→ **Problem details**: Restate the entries below word for word, omitting nothing.

→ **The input**:
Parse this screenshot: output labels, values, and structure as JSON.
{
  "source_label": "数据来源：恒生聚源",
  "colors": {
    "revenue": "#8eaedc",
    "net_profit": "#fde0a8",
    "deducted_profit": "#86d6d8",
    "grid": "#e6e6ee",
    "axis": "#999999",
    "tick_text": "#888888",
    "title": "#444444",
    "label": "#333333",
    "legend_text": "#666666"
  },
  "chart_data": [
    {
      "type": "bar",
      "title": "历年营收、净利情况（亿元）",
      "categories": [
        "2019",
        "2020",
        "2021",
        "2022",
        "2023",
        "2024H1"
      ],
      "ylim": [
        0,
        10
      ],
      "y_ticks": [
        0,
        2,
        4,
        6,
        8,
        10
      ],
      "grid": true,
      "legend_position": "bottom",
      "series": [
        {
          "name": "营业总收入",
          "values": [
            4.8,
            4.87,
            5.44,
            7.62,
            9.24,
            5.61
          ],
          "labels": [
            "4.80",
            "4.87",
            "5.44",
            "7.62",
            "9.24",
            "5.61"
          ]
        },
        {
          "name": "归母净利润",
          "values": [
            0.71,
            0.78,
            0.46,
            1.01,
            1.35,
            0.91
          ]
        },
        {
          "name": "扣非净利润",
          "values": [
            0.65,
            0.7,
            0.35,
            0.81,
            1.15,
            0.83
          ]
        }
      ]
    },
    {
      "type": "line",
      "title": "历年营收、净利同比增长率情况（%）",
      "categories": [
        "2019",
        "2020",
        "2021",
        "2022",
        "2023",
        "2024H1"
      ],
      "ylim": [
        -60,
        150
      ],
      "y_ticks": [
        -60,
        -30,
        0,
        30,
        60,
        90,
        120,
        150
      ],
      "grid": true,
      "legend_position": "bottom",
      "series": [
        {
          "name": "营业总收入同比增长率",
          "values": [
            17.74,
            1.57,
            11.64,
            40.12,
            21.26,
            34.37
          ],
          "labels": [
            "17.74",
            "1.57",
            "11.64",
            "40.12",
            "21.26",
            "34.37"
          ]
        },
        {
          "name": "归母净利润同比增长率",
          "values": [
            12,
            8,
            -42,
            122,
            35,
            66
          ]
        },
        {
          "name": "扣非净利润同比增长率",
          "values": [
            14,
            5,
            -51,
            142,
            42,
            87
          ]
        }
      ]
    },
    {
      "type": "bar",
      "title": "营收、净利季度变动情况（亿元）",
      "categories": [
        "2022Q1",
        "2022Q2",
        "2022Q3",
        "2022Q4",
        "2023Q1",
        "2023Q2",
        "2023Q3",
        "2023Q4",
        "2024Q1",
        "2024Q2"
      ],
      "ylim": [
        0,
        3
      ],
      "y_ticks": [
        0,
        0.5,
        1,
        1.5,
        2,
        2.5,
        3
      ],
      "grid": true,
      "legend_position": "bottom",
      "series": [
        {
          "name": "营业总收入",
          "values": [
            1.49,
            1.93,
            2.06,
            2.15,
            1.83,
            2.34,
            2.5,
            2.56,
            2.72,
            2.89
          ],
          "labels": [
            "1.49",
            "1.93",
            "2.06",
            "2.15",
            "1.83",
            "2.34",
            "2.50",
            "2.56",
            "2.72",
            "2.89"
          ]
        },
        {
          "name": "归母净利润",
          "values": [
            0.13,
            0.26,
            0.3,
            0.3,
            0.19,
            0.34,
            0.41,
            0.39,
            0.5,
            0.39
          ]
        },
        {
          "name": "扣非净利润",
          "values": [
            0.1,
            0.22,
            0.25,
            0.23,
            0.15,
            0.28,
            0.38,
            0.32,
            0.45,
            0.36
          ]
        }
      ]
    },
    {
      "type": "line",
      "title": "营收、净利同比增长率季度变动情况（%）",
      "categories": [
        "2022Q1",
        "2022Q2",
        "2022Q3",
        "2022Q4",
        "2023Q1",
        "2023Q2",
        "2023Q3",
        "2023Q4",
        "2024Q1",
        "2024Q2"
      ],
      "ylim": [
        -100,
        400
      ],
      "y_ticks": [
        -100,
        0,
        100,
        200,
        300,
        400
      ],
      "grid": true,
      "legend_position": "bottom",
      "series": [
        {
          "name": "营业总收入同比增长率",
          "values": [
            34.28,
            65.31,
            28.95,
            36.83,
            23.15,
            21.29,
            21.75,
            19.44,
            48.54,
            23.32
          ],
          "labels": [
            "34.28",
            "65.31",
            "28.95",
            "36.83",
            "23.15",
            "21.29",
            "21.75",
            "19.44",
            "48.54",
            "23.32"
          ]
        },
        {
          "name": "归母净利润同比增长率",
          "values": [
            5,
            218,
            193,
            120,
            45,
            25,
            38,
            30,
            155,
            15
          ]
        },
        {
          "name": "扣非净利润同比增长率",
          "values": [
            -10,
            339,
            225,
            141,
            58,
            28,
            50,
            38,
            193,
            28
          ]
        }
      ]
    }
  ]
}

→ **Output**:
Parse this screenshot: output labels, values, and structure as JSON.
{
  "source_label": "数据来源：恒生聚源",
  "colors": {
    "revenue": "#8eaedc",
    "net_profit": "#fde0a8",
    "deducted_profit": "#86d6d8",
    "grid": "#e6e6ee",
    "axis": "#999999",
    "tick_text": "#888888",
    "title": "#444444",
    "label": "#333333",
    "legend_text": "#666666"
  },
  "chart_data": [
    {
      "type": "bar",
      "title": "历年营收、净利情况（亿元）",
      "categories": [
        "2019",
        "2020",
        "2021",
        "2022",
        "2023",
        "2024H1"
      ],
      "ylim": [
        0,
        10
      ],
      "y_ticks": [
        0,
        2,
        4,
        6,
        8,
        10
      ],
      "grid": true,
      "legend_position": "bottom",
      "series": [
        {
          "name": "营业总收入",
          "values": [
            4.8,
            4.87,
            5.44,
            7.62,
            9.24,
            5.61
          ],
          "labels": [
            "4.80",
            "4.87",
            "5.44",
            "7.62",
            "9.24",
            "5.61"
          ]
        },
        {
          "name": "归母净利润",
          "values": [
            0.71,
            0.78,
            0.46,
            1.01,
            1.35,
            0.91
          ]
        },
        {
          "name": "扣非净利润",
          "values": [
            0.65,
            0.7,
            0.35,
            0.81,
            1.15,
            0.83
          ]
        }
      ]
    },
    {
      "type": "line",
      "title": "历年营收、净利同比增长率情况（%）",
      "categories": [
        "2019",
        "2020",
        "2021",
        "2022",
        "2023",
        "2024H1"
      ],
      "ylim": [
        -60,
        150
      ],
      "y_ticks": [
        -60,
        -30,
        0,
        30,
        60,
        90,
        120,
        150
      ],
      "grid": true,
      "legend_position": "bottom",
      "series": [
        {
          "name": "营业总收入同比增长率",
          "values": [
            17.74,
            1.57,
            11.64,
            40.12,
            21.26,
            34.37
          ],
          "labels": [
            "17.74",
            "1.57",
            "11.64",
            "40.12",
            "21.26",
            "34.37"
          ]
        },
        {
          "name": "归母净利润同比增长率",
          "values": [
            12,
            8,
            -42,
            122,
            35,
            66
          ]
        },
        {
          "name": "扣非净利润同比增长率",
          "values": [
            14,
            5,
            -51,
            142,
            42,
            87
          ]
        }
      ]
    },
    {
      "type": "bar",
      "title": "营收、净利季度变动情况（亿元）",
      "categories": [
        "2022Q1",
        "2022Q2",
        "2022Q3",
        "2022Q4",
        "2023Q1",
        "2023Q2",
        "2023Q3",
        "2023Q4",
        "2024Q1",
        "2024Q2"
      ],
      "ylim": [
        0,
        3
      ],
      "y_ticks": [
        0,
        0.5,
        1,
        1.5,
        2,
        2.5,
        3
      ],
      "grid": true,
      "legend_position": "bottom",
      "series": [
        {
          "name": "营业总收入",
          "values": [
            1.49,
            1.93,
            2.06,
            2.15,
            1.83,
            2.34,
            2.5,
            2.56,
            2.72,
            2.89
          ],
          "labels": [
            "1.49",
            "1.93",
            "2.06",
            "2.15",
            "1.83",
            "2.34",
            "2.50",
            "2.56",
            "2.72",
            "2.89"
          ]
        },
        {
          "name": "归母净利润",
          "values": [
            0.13,
            0.26,
            0.3,
            0.3,
            0.19,
            0.34,
            0.41,
            0.39,
            0.5,
            0.39
          ]
        },
        {
          "name": "扣非净利润",
          "values": [
            0.1,
            0.22,
            0.25,
            0.23,
            0.15,
            0.28,
            0.38,
            0.32,
            0.45,
            0.36
          ]
        }
      ]
    },
    {
      "type": "line",
      "title": "营收、净利同比增长率季度变动情况（%）",
      "categories": [
        "2022Q1",
        "2022Q2",
        "2022Q3",
        "2022Q4",
        "2023Q1",
        "2023Q2",
        "2023Q3",
        "2023Q4",
        "2024Q1",
        "2024Q2"
      ],
      "ylim": [
        -100,
        400
      ],
      "y_ticks": [
        -100,
        0,
        100,
        200,
        300,
        400
      ],
      "grid": true,
      "legend_position": "bottom",
      "series": [
        {
          "name": "营业总收入同比增长率",
          "values": [
            34.28,
            65.31,
            28.95,
            36.83,
            23.15,
            21.29,
            21.75,
            19.44,
            48.54,
            23.32
          ],
          "labels": [
            "34.28",
            "65.31",
            "28.95",
            "36.83",
            "23.15",
            "21.29",
            "21.75",
            "19.44",
            "48.54",
            "23.32"
          ]
        },
        {
          "name": "归母净利润同比增长率",
          "values": [
            5,
            218,
            193,
            120,
            45,
            25,
            38,
            30,
            155,
            15
          ]
        },
        {
          "name": "扣非净利润同比增长率",
          "values": [
            -10,
            339,
            225,
            141,
            58,
            28,
            50,
            38,
            193,
            28
          ]
        }
      ]
    }
  ]
}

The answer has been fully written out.